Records
:::::

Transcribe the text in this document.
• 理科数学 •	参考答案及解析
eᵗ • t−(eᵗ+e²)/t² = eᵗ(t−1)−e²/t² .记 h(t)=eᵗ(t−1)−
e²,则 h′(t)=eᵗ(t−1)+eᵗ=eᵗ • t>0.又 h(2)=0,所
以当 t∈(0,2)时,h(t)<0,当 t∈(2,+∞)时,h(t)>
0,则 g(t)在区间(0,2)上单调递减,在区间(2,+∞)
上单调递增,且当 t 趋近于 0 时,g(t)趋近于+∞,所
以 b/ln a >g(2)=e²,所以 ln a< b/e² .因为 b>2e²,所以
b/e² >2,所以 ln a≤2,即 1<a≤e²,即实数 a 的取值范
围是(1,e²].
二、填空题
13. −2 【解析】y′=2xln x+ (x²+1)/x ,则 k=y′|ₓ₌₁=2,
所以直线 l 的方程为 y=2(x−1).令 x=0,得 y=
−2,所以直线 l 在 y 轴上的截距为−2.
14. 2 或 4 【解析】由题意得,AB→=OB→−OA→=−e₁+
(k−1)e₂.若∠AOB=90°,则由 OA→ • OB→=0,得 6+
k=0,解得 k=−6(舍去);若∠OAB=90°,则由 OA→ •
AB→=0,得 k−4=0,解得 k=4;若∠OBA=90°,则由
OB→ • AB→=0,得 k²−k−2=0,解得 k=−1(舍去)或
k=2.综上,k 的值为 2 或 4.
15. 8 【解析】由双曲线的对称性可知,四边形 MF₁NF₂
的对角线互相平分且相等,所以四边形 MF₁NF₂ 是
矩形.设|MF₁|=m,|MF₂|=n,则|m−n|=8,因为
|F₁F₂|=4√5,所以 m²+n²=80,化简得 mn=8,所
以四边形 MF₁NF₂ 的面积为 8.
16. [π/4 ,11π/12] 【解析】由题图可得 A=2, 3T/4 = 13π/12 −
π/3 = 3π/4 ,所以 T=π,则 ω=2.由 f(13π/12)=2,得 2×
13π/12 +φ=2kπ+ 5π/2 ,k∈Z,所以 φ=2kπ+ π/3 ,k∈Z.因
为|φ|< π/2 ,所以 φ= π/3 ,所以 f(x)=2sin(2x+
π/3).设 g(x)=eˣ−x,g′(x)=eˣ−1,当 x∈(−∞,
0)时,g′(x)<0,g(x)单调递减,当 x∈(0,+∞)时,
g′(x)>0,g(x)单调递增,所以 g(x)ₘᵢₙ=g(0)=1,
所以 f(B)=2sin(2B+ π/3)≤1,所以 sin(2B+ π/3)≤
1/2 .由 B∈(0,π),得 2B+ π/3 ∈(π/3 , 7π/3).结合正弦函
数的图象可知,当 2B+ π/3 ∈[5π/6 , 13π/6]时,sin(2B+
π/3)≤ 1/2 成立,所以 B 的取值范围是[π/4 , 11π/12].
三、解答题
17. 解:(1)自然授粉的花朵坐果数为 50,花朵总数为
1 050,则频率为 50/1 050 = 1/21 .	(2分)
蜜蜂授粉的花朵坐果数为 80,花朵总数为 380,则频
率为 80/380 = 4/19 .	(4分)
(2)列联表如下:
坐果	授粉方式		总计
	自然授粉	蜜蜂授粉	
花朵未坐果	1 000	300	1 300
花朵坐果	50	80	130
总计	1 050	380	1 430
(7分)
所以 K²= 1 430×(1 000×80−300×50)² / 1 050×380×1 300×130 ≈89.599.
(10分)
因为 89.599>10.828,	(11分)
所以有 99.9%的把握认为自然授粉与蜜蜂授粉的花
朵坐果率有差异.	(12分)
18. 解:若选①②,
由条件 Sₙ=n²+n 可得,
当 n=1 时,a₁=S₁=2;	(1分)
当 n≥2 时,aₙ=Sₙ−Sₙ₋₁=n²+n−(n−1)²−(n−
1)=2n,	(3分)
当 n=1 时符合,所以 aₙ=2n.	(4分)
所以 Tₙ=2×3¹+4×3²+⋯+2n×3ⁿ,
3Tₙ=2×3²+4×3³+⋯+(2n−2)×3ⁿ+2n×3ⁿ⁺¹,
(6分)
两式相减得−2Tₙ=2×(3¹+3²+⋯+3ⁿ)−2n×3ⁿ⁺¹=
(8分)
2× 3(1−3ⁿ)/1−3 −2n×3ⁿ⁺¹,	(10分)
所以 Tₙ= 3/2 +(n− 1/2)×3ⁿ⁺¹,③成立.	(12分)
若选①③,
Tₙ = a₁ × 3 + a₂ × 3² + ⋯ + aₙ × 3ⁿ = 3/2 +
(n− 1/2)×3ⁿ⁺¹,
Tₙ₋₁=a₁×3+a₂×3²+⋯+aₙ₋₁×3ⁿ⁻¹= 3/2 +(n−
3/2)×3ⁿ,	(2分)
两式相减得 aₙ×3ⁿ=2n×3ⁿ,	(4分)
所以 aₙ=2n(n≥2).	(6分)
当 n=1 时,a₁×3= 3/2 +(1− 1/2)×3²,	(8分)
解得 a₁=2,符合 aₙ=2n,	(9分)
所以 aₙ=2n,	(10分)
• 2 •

:::::

DIRECTIONS FOR THIS TASK —
Extract all the entries word for word.

COMPLETE RESPONSE —
Transcribe the text in this document.
• 理科数学 •	参考答案及解析
eᵗ • t−(eᵗ+e²)/t² = eᵗ(t−1)−e²/t² .记 h(t)=eᵗ(t−1)−
e²,则 h′(t)=eᵗ(t−1)+eᵗ=eᵗ • t>0.又 h(2)=0,所
以当 t∈(0,2)时,h(t)<0,当 t∈(2,+∞)时,h(t)>
0,则 g(t)在区间(0,2)上单调递减,在区间(2,+∞)
上单调递增,且当 t 趋近于 0 时,g(t)趋近于+∞,所
以 b/ln a >g(2)=e²,所以 ln a< b/e² .因为 b>2e²,所以
b/e² >2,所以 ln a≤2,即 1<a≤e²,即实数 a 的取值范
围是(1,e²].
二、填空题
13. −2 【解析】y′=2xln x+ (x²+1)/x ,则 k=y′|ₓ₌₁=2,
所以直线 l 的方程为 y=2(x−1).令 x=0,得 y=
−2,所以直线 l 在 y 轴上的截距为−2.
14. 2 或 4 【解析】由题意得,AB→=OB→−OA→=−e₁+
(k−1)e₂.若∠AOB=90°,则由 OA→ • OB→=0,得 6+
k=0,解得 k=−6(舍去);若∠OAB=90°,则由 OA→ •
AB→=0,得 k−4=0,解得 k=4;若∠OBA=90°,则由
OB→ • AB→=0,得 k²−k−2=0,解得 k=−1(舍去)或
k=2.综上,k 的值为 2 或 4.
15. 8 【解析】由双曲线的对称性可知,四边形 MF₁NF₂
的对角线互相平分且相等,所以四边形 MF₁NF₂ 是
矩形.设|MF₁|=m,|MF₂|=n,则|m−n|=8,因为
|F₁F₂|=4√5,所以 m²+n²=80,化简得 mn=8,所
以四边形 MF₁NF₂ 的面积为 8.
16. [π/4 ,11π/12] 【解析】由题图可得 A=2, 3T/4 = 13π/12 −
π/3 = 3π/4 ,所以 T=π,则 ω=2.由 f(13π/12)=2,得 2×
13π/12 +φ=2kπ+ 5π/2 ,k∈Z,所以 φ=2kπ+ π/3 ,k∈Z.因
为|φ|< π/2 ,所以 φ= π/3 ,所以 f(x)=2sin(2x+
π/3).设 g(x)=eˣ−x,g′(x)=eˣ−1,当 x∈(−∞,
0)时,g′(x)<0,g(x)单调递减,当 x∈(0,+∞)时,
g′(x)>0,g(x)单调递增,所以 g(x)ₘᵢₙ=g(0)=1,
所以 f(B)=2sin(2B+ π/3)≤1,所以 sin(2B+ π/3)≤
1/2 .由 B∈(0,π),得 2B+ π/3 ∈(π/3 , 7π/3).结合正弦函
数的图象可知,当 2B+ π/3 ∈[5π/6 , 13π/6]时,sin(2B+
π/3)≤ 1/2 成立,所以 B 的取值范围是[π/4 , 11π/12].
三、解答题
17. 解:(1)自然授粉的花朵坐果数为 50,花朵总数为
1 050,则频率为 50/1 050 = 1/21 .	(2分)
蜜蜂授粉的花朵坐果数为 80,花朵总数为 380,则频
率为 80/380 = 4/19 .	(4分)
(2)列联表如下:
坐果	授粉方式		总计
	自然授粉	蜜蜂授粉	
花朵未坐果	1 000	300	1 300
花朵坐果	50	80	130
总计	1 050	380	1 430
(7分)
所以 K²= 1 430×(1 000×80−300×50)² / 1 050×380×1 300×130 ≈89.599.
(10分)
因为 89.599>10.828,	(11分)
所以有 99.9%的把握认为自然授粉与蜜蜂授粉的花
朵坐果率有差异.	(12分)
18. 解:若选①②,
由条件 Sₙ=n²+n 可得,
当 n=1 时,a₁=S₁=2;	(1分)
当 n≥2 时,aₙ=Sₙ−Sₙ₋₁=n²+n−(n−1)²−(n−
1)=2n,	(3分)
当 n=1 时符合,所以 aₙ=2n.	(4分)
所以 Tₙ=2×3¹+4×3²+⋯+2n×3ⁿ,
3Tₙ=2×3²+4×3³+⋯+(2n−2)×3ⁿ+2n×3ⁿ⁺¹,
(6分)
两式相减得−2Tₙ=2×(3¹+3²+⋯+3ⁿ)−2n×3ⁿ⁺¹=
(8分)
2× 3(1−3ⁿ)/1−3 −2n×3ⁿ⁺¹,	(10分)
所以 Tₙ= 3/2 +(n− 1/2)×3ⁿ⁺¹,③成立.	(12分)
若选①③,
Tₙ = a₁ × 3 + a₂ × 3² + ⋯ + aₙ × 3ⁿ = 3/2 +
(n− 1/2)×3ⁿ⁺¹,
Tₙ₋₁=a₁×3+a₂×3²+⋯+aₙ₋₁×3ⁿ⁻¹= 3/2 +(n−
3/2)×3ⁿ,	(2分)
两式相减得 aₙ×3ⁿ=2n×3ⁿ,	(4分)
所以 aₙ=2n(n≥2).	(6分)
当 n=1 时,a₁×3= 3/2 +(1− 1/2)×3²,	(8分)
解得 a₁=2,符合 aₙ=2n,	(9分)
所以 aₙ=2n,	(10分)
• 2 •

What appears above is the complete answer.